WHAT THE EXERCISE ASKS:
What is the number of lines containing "JSON"? Give only that number.

***** THE RECORDS *****

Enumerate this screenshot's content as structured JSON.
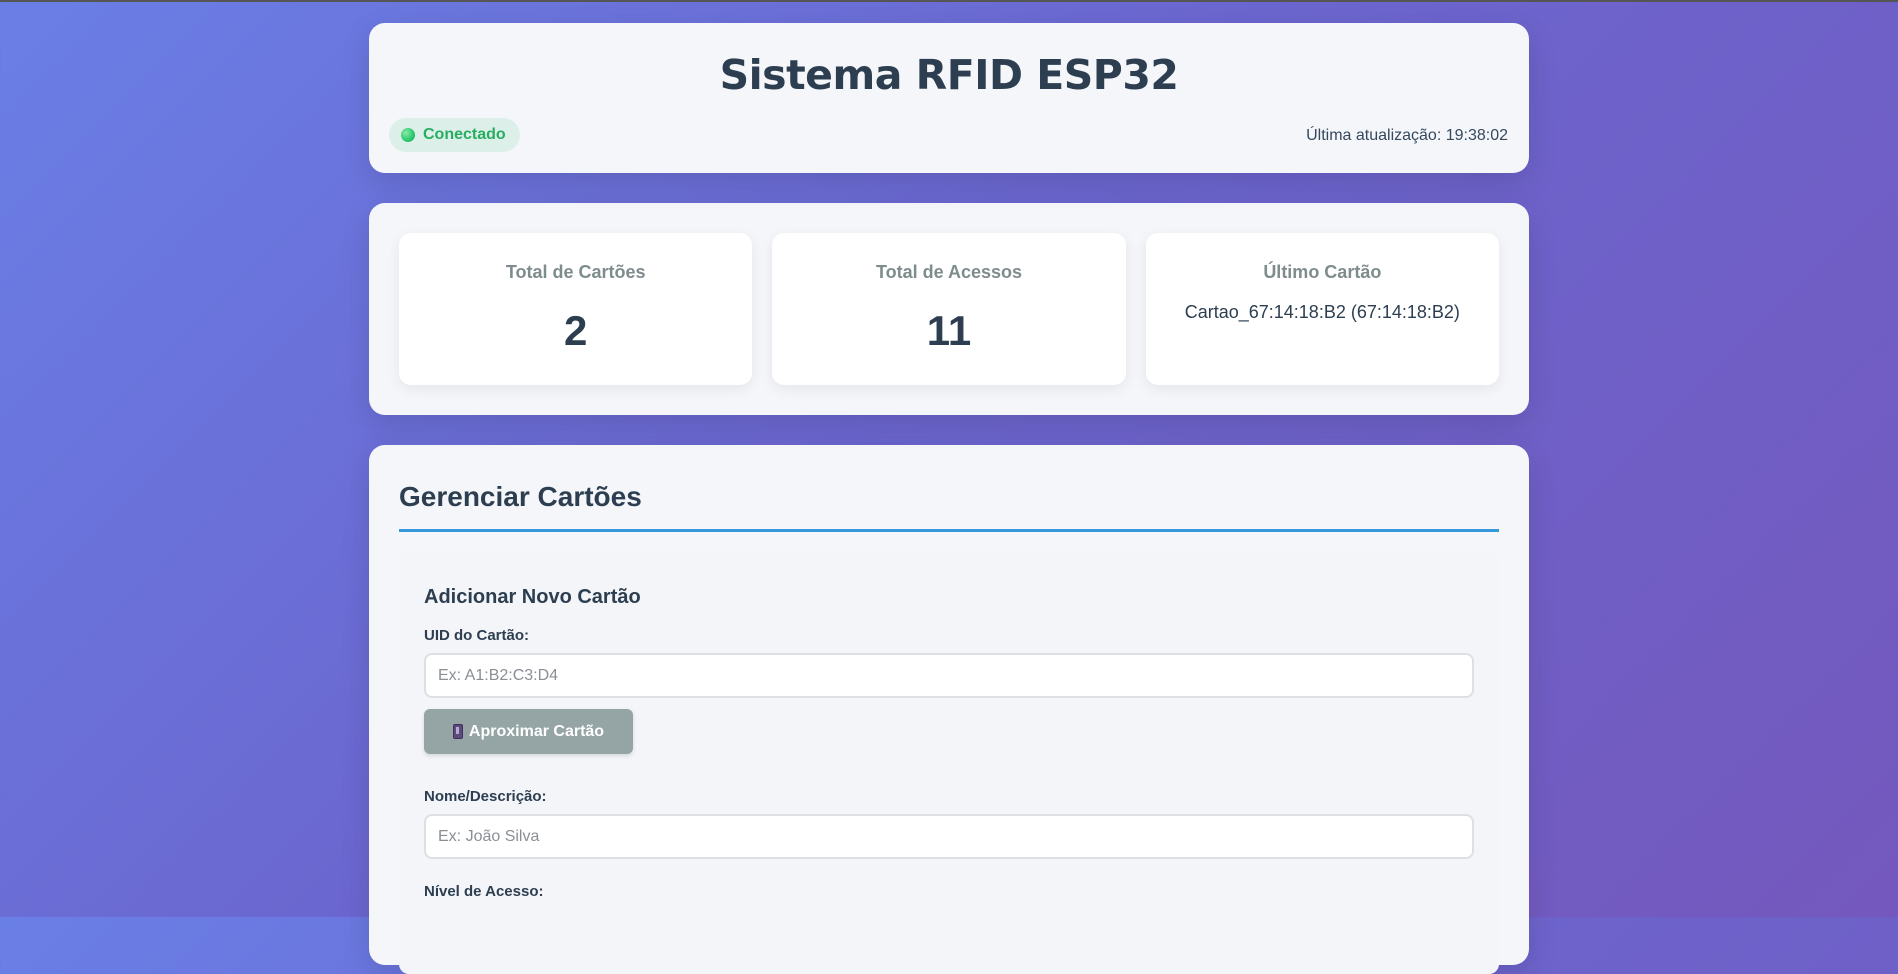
{
  "header": {
    "title": "Sistema RFID ESP32",
    "status": "Conectado",
    "last_update": "Última atualização: 19:38:02"
  },
  "stats": {
    "total_cards_label": "Total de Cartões",
    "total_cards_value": "2",
    "total_access_label": "Total de Acessos",
    "total_access_value": "11",
    "last_card_label": "Último Cartão",
    "last_card_value": "Cartao_67:14:18:B2 (67:14:18:B2)"
  },
  "manage": {
    "title": "Gerenciar Cartões",
    "form_title": "Adicionar Novo Cartão",
    "uid_label": "UID do Cartão:",
    "uid_placeholder": "Ex: A1:B2:C3:D4",
    "scan_button": "Aproximar Cartão",
    "name_label": "Nome/Descrição:",
    "name_placeholder": "Ex: João Silva",
    "level_label": "Nível de Acesso:"
  },
  "colors": {
    "accent": "#3498db",
    "connected": "#27ae60",
    "scan_button": "#95a5a6"
  }
}
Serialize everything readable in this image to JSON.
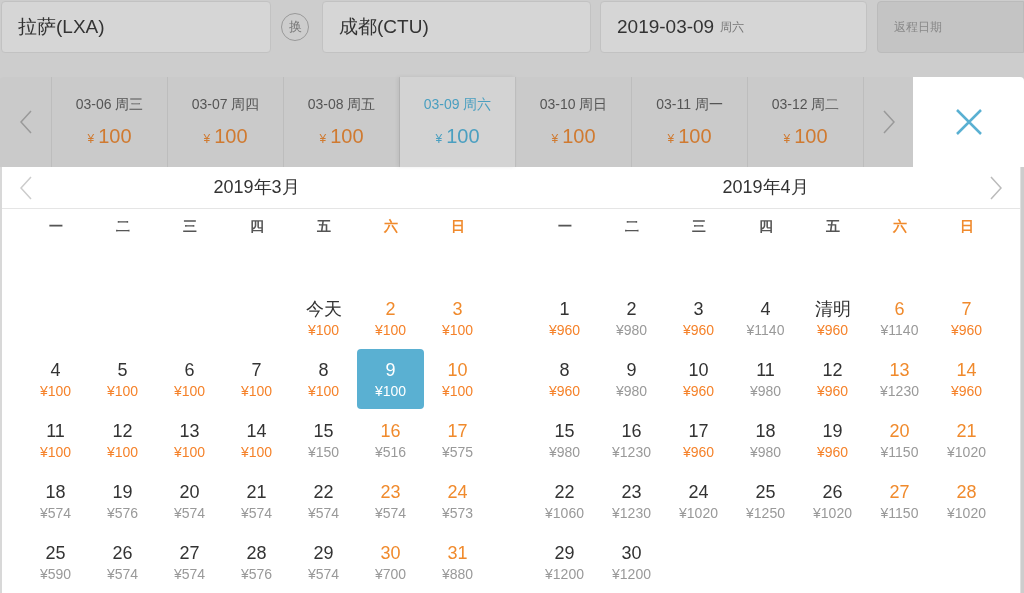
{
  "search": {
    "origin": "拉萨(LXA)",
    "swap": "换",
    "destination": "成都(CTU)",
    "depart_date": "2019-03-09",
    "depart_weekday": "周六",
    "return_placeholder": "返程日期"
  },
  "date_strip": [
    {
      "date": "03-06 周三",
      "currency": "¥",
      "price": "100",
      "selected": false
    },
    {
      "date": "03-07 周四",
      "currency": "¥",
      "price": "100",
      "selected": false
    },
    {
      "date": "03-08 周五",
      "currency": "¥",
      "price": "100",
      "selected": false
    },
    {
      "date": "03-09 周六",
      "currency": "¥",
      "price": "100",
      "selected": true
    },
    {
      "date": "03-10 周日",
      "currency": "¥",
      "price": "100",
      "selected": false
    },
    {
      "date": "03-11 周一",
      "currency": "¥",
      "price": "100",
      "selected": false
    },
    {
      "date": "03-12 周二",
      "currency": "¥",
      "price": "100",
      "selected": false
    }
  ],
  "calendars": [
    {
      "title": "2019年3月",
      "prev_arrow": true,
      "first_week_right_aligned": true,
      "weekdays": [
        {
          "label": "一",
          "weekend": false
        },
        {
          "label": "二",
          "weekend": false
        },
        {
          "label": "三",
          "weekend": false
        },
        {
          "label": "四",
          "weekend": false
        },
        {
          "label": "五",
          "weekend": false
        },
        {
          "label": "六",
          "weekend": true
        },
        {
          "label": "日",
          "weekend": true
        }
      ],
      "weeks": [
        [
          {
            "day": "今天",
            "price": "¥100",
            "low": true,
            "selected": false
          },
          {
            "day": "2",
            "price": "¥100",
            "low": true,
            "selected": false
          },
          {
            "day": "3",
            "price": "¥100",
            "low": true,
            "selected": false
          }
        ],
        [
          {
            "day": "4",
            "price": "¥100",
            "low": true,
            "selected": false
          },
          {
            "day": "5",
            "price": "¥100",
            "low": true,
            "selected": false
          },
          {
            "day": "6",
            "price": "¥100",
            "low": true,
            "selected": false
          },
          {
            "day": "7",
            "price": "¥100",
            "low": true,
            "selected": false
          },
          {
            "day": "8",
            "price": "¥100",
            "low": true,
            "selected": false
          },
          {
            "day": "9",
            "price": "¥100",
            "low": true,
            "selected": true
          },
          {
            "day": "10",
            "price": "¥100",
            "low": true,
            "selected": false
          }
        ],
        [
          {
            "day": "11",
            "price": "¥100",
            "low": true,
            "selected": false
          },
          {
            "day": "12",
            "price": "¥100",
            "low": true,
            "selected": false
          },
          {
            "day": "13",
            "price": "¥100",
            "low": true,
            "selected": false
          },
          {
            "day": "14",
            "price": "¥100",
            "low": true,
            "selected": false
          },
          {
            "day": "15",
            "price": "¥150",
            "low": false,
            "selected": false
          },
          {
            "day": "16",
            "price": "¥516",
            "low": false,
            "selected": false
          },
          {
            "day": "17",
            "price": "¥575",
            "low": false,
            "selected": false
          }
        ],
        [
          {
            "day": "18",
            "price": "¥574",
            "low": false,
            "selected": false
          },
          {
            "day": "19",
            "price": "¥576",
            "low": false,
            "selected": false
          },
          {
            "day": "20",
            "price": "¥574",
            "low": false,
            "selected": false
          },
          {
            "day": "21",
            "price": "¥574",
            "low": false,
            "selected": false
          },
          {
            "day": "22",
            "price": "¥574",
            "low": false,
            "selected": false
          },
          {
            "day": "23",
            "price": "¥574",
            "low": false,
            "selected": false
          },
          {
            "day": "24",
            "price": "¥573",
            "low": false,
            "selected": false
          }
        ],
        [
          {
            "day": "25",
            "price": "¥590",
            "low": false,
            "selected": false
          },
          {
            "day": "26",
            "price": "¥574",
            "low": false,
            "selected": false
          },
          {
            "day": "27",
            "price": "¥574",
            "low": false,
            "selected": false
          },
          {
            "day": "28",
            "price": "¥576",
            "low": false,
            "selected": false
          },
          {
            "day": "29",
            "price": "¥574",
            "low": false,
            "selected": false
          },
          {
            "day": "30",
            "price": "¥700",
            "low": false,
            "selected": false
          },
          {
            "day": "31",
            "price": "¥880",
            "low": false,
            "selected": false
          }
        ]
      ]
    },
    {
      "title": "2019年4月",
      "next_arrow": true,
      "weekdays": [
        {
          "label": "一",
          "weekend": false
        },
        {
          "label": "二",
          "weekend": false
        },
        {
          "label": "三",
          "weekend": false
        },
        {
          "label": "四",
          "weekend": false
        },
        {
          "label": "五",
          "weekend": false
        },
        {
          "label": "六",
          "weekend": true
        },
        {
          "label": "日",
          "weekend": true
        }
      ],
      "weeks": [
        [
          {
            "day": "1",
            "price": "¥960",
            "low": true,
            "selected": false
          },
          {
            "day": "2",
            "price": "¥980",
            "low": false,
            "selected": false
          },
          {
            "day": "3",
            "price": "¥960",
            "low": true,
            "selected": false
          },
          {
            "day": "4",
            "price": "¥1140",
            "low": false,
            "selected": false
          },
          {
            "day": "清明",
            "price": "¥960",
            "low": true,
            "selected": false
          },
          {
            "day": "6",
            "price": "¥1140",
            "low": false,
            "selected": false
          },
          {
            "day": "7",
            "price": "¥960",
            "low": true,
            "selected": false
          }
        ],
        [
          {
            "day": "8",
            "price": "¥960",
            "low": true,
            "selected": false
          },
          {
            "day": "9",
            "price": "¥980",
            "low": false,
            "selected": false
          },
          {
            "day": "10",
            "price": "¥960",
            "low": true,
            "selected": false
          },
          {
            "day": "11",
            "price": "¥980",
            "low": false,
            "selected": false
          },
          {
            "day": "12",
            "price": "¥960",
            "low": true,
            "selected": false
          },
          {
            "day": "13",
            "price": "¥1230",
            "low": false,
            "selected": false
          },
          {
            "day": "14",
            "price": "¥960",
            "low": true,
            "selected": false
          }
        ],
        [
          {
            "day": "15",
            "price": "¥980",
            "low": false,
            "selected": false
          },
          {
            "day": "16",
            "price": "¥1230",
            "low": false,
            "selected": false
          },
          {
            "day": "17",
            "price": "¥960",
            "low": true,
            "selected": false
          },
          {
            "day": "18",
            "price": "¥980",
            "low": false,
            "selected": false
          },
          {
            "day": "19",
            "price": "¥960",
            "low": true,
            "selected": false
          },
          {
            "day": "20",
            "price": "¥1150",
            "low": false,
            "selected": false
          },
          {
            "day": "21",
            "price": "¥1020",
            "low": false,
            "selected": false
          }
        ],
        [
          {
            "day": "22",
            "price": "¥1060",
            "low": false,
            "selected": false
          },
          {
            "day": "23",
            "price": "¥1230",
            "low": false,
            "selected": false
          },
          {
            "day": "24",
            "price": "¥1020",
            "low": false,
            "selected": false
          },
          {
            "day": "25",
            "price": "¥1250",
            "low": false,
            "selected": false
          },
          {
            "day": "26",
            "price": "¥1020",
            "low": false,
            "selected": false
          },
          {
            "day": "27",
            "price": "¥1150",
            "low": false,
            "selected": false
          },
          {
            "day": "28",
            "price": "¥1020",
            "low": false,
            "selected": false
          }
        ],
        [
          {
            "day": "29",
            "price": "¥1200",
            "low": false,
            "selected": false
          },
          {
            "day": "30",
            "price": "¥1200",
            "low": false,
            "selected": false
          }
        ]
      ]
    }
  ]
}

*****

ANSWER TO THIS EXERCISE:
2